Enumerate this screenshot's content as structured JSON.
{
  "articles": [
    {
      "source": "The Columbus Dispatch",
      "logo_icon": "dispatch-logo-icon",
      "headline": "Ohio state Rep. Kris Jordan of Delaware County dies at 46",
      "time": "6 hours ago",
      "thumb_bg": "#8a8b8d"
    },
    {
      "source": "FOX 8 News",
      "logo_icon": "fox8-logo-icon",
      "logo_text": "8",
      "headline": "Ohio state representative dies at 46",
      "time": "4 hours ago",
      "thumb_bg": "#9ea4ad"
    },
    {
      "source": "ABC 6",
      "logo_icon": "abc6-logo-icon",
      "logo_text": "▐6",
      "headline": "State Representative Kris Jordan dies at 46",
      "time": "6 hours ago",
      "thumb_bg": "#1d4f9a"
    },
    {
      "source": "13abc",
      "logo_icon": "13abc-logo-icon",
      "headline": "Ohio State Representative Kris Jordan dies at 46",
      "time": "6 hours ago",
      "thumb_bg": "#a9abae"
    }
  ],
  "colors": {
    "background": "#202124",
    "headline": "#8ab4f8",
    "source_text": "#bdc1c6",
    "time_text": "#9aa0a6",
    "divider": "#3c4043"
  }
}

-- Your objective --
Of the lines above, copy each that contains "Kris".

-- Solution to the exercise --
      "headline": "Ohio state Rep. Kris Jordan of Delaware County dies at 46",
      "headline": "State Representative Kris Jordan dies at 46",
      "headline": "Ohio State Representative Kris Jordan dies at 46",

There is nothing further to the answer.